**WHAT NEEDS TO BE DONE**
The data below must be copied in full and without any change.

**LISTED ENTRIES**
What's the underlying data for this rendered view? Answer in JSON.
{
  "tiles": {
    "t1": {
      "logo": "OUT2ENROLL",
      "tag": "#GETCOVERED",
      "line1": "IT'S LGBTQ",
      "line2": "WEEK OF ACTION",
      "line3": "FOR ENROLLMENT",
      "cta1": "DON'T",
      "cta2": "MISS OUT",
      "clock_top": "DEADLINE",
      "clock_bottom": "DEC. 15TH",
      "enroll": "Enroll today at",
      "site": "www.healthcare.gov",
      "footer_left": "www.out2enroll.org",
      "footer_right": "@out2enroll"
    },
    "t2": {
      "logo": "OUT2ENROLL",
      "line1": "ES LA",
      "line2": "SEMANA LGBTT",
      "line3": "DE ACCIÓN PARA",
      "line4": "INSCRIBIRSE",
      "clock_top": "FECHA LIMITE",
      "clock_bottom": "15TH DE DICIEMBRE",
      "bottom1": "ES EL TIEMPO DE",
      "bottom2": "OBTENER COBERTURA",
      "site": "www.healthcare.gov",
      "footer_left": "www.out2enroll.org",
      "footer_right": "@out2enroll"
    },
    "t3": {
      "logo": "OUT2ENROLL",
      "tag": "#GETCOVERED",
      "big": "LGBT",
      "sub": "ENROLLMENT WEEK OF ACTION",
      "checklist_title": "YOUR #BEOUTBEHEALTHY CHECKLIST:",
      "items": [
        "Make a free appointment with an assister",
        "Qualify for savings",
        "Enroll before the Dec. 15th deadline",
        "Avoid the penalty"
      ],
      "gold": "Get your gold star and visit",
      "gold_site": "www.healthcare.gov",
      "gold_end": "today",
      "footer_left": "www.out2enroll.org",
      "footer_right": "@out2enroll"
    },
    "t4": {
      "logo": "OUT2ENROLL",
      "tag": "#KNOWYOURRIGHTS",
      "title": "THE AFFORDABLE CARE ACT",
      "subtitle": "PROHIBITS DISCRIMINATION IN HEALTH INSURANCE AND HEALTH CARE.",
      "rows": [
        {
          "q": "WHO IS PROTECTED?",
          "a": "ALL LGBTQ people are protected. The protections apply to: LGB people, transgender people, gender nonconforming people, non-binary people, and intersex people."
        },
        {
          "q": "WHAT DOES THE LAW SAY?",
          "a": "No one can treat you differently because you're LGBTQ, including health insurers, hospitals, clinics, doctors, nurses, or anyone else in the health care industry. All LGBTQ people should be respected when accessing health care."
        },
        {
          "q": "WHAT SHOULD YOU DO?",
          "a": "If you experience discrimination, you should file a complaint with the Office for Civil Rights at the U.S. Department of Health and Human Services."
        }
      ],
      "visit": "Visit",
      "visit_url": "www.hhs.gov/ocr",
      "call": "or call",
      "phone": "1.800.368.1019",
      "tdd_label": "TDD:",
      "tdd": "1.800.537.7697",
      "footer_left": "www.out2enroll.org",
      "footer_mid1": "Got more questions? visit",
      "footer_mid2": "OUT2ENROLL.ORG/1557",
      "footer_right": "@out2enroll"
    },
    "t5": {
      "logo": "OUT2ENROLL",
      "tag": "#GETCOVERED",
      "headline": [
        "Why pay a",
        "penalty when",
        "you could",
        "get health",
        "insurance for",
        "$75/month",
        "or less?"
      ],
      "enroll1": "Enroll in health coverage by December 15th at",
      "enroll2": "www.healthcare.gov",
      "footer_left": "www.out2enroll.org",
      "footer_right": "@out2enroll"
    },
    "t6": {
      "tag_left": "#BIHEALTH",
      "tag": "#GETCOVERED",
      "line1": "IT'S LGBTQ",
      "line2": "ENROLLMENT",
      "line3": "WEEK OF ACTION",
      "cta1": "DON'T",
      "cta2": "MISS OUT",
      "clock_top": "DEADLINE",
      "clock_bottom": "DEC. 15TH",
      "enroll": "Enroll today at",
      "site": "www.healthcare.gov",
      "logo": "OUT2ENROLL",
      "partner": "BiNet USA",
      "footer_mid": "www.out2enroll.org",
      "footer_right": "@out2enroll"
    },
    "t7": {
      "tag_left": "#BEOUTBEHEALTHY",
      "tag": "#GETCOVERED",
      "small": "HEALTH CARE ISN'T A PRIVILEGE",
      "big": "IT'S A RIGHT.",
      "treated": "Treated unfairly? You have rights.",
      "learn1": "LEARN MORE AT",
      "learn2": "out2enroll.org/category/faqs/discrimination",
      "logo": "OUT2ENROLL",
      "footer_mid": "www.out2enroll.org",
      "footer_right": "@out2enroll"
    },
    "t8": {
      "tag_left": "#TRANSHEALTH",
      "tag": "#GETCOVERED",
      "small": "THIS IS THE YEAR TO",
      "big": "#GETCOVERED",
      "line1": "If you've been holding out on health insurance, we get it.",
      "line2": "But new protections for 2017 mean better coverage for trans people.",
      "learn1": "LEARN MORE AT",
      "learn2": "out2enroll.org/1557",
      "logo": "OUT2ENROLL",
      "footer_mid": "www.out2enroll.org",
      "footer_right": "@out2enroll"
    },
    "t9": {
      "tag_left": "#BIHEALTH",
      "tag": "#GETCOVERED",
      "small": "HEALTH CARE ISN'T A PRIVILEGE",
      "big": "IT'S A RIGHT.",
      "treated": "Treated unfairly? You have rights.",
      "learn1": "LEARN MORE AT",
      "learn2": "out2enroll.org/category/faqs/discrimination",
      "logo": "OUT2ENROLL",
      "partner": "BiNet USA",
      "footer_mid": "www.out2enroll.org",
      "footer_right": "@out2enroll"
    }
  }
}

**ANSWER TO THE TASK**
What's the underlying data for this rendered view? Answer in JSON.
{
  "tiles": {
    "t1": {
      "logo": "OUT2ENROLL",
      "tag": "#GETCOVERED",
      "line1": "IT'S LGBTQ",
      "line2": "WEEK OF ACTION",
      "line3": "FOR ENROLLMENT",
      "cta1": "DON'T",
      "cta2": "MISS OUT",
      "clock_top": "DEADLINE",
      "clock_bottom": "DEC. 15TH",
      "enroll": "Enroll today at",
      "site": "www.healthcare.gov",
      "footer_left": "www.out2enroll.org",
      "footer_right": "@out2enroll"
    },
    "t2": {
      "logo": "OUT2ENROLL",
      "line1": "ES LA",
      "line2": "SEMANA LGBTT",
      "line3": "DE ACCIÓN PARA",
      "line4": "INSCRIBIRSE",
      "clock_top": "FECHA LIMITE",
      "clock_bottom": "15TH DE DICIEMBRE",
      "bottom1": "ES EL TIEMPO DE",
      "bottom2": "OBTENER COBERTURA",
      "site": "www.healthcare.gov",
      "footer_left": "www.out2enroll.org",
      "footer_right": "@out2enroll"
    },
    "t3": {
      "logo": "OUT2ENROLL",
      "tag": "#GETCOVERED",
      "big": "LGBT",
      "sub": "ENROLLMENT WEEK OF ACTION",
      "checklist_title": "YOUR #BEOUTBEHEALTHY CHECKLIST:",
      "items": [
        "Make a free appointment with an assister",
        "Qualify for savings",
        "Enroll before the Dec. 15th deadline",
        "Avoid the penalty"
      ],
      "gold": "Get your gold star and visit",
      "gold_site": "www.healthcare.gov",
      "gold_end": "today",
      "footer_left": "www.out2enroll.org",
      "footer_right": "@out2enroll"
    },
    "t4": {
      "logo": "OUT2ENROLL",
      "tag": "#KNOWYOURRIGHTS",
      "title": "THE AFFORDABLE CARE ACT",
      "subtitle": "PROHIBITS DISCRIMINATION IN HEALTH INSURANCE AND HEALTH CARE.",
      "rows": [
        {
          "q": "WHO IS PROTECTED?",
          "a": "ALL LGBTQ people are protected. The protections apply to: LGB people, transgender people, gender nonconforming people, non-binary people, and intersex people."
        },
        {
          "q": "WHAT DOES THE LAW SAY?",
          "a": "No one can treat you differently because you're LGBTQ, including health insurers, hospitals, clinics, doctors, nurses, or anyone else in the health care industry. All LGBTQ people should be respected when accessing health care."
        },
        {
          "q": "WHAT SHOULD YOU DO?",
          "a": "If you experience discrimination, you should file a complaint with the Office for Civil Rights at the U.S. Department of Health and Human Services."
        }
      ],
      "visit": "Visit",
      "visit_url": "www.hhs.gov/ocr",
      "call": "or call",
      "phone": "1.800.368.1019",
      "tdd_label": "TDD:",
      "tdd": "1.800.537.7697",
      "footer_left": "www.out2enroll.org",
      "footer_mid1": "Got more questions? visit",
      "footer_mid2": "OUT2ENROLL.ORG/1557",
      "footer_right": "@out2enroll"
    },
    "t5": {
      "logo": "OUT2ENROLL",
      "tag": "#GETCOVERED",
      "headline": [
        "Why pay a",
        "penalty when",
        "you could",
        "get health",
        "insurance for",
        "$75/month",
        "or less?"
      ],
      "enroll1": "Enroll in health coverage by December 15th at",
      "enroll2": "www.healthcare.gov",
      "footer_left": "www.out2enroll.org",
      "footer_right": "@out2enroll"
    },
    "t6": {
      "tag_left": "#BIHEALTH",
      "tag": "#GETCOVERED",
      "line1": "IT'S LGBTQ",
      "line2": "ENROLLMENT",
      "line3": "WEEK OF ACTION",
      "cta1": "DON'T",
      "cta2": "MISS OUT",
      "clock_top": "DEADLINE",
      "clock_bottom": "DEC. 15TH",
      "enroll": "Enroll today at",
      "site": "www.healthcare.gov",
      "logo": "OUT2ENROLL",
      "partner": "BiNet USA",
      "footer_mid": "www.out2enroll.org",
      "footer_right": "@out2enroll"
    },
    "t7": {
      "tag_left": "#BEOUTBEHEALTHY",
      "tag": "#GETCOVERED",
      "small": "HEALTH CARE ISN'T A PRIVILEGE",
      "big": "IT'S A RIGHT.",
      "treated": "Treated unfairly? You have rights.",
      "learn1": "LEARN MORE AT",
      "learn2": "out2enroll.org/category/faqs/discrimination",
      "logo": "OUT2ENROLL",
      "footer_mid": "www.out2enroll.org",
      "footer_right": "@out2enroll"
    },
    "t8": {
      "tag_left": "#TRANSHEALTH",
      "tag": "#GETCOVERED",
      "small": "THIS IS THE YEAR TO",
      "big": "#GETCOVERED",
      "line1": "If you've been holding out on health insurance, we get it.",
      "line2": "But new protections for 2017 mean better coverage for trans people.",
      "learn1": "LEARN MORE AT",
      "learn2": "out2enroll.org/1557",
      "logo": "OUT2ENROLL",
      "footer_mid": "www.out2enroll.org",
      "footer_right": "@out2enroll"
    },
    "t9": {
      "tag_left": "#BIHEALTH",
      "tag": "#GETCOVERED",
      "small": "HEALTH CARE ISN'T A PRIVILEGE",
      "big": "IT'S A RIGHT.",
      "treated": "Treated unfairly? You have rights.",
      "learn1": "LEARN MORE AT",
      "learn2": "out2enroll.org/category/faqs/discrimination",
      "logo": "OUT2ENROLL",
      "partner": "BiNet USA",
      "footer_mid": "www.out2enroll.org",
      "footer_right": "@out2enroll"
    }
  }
}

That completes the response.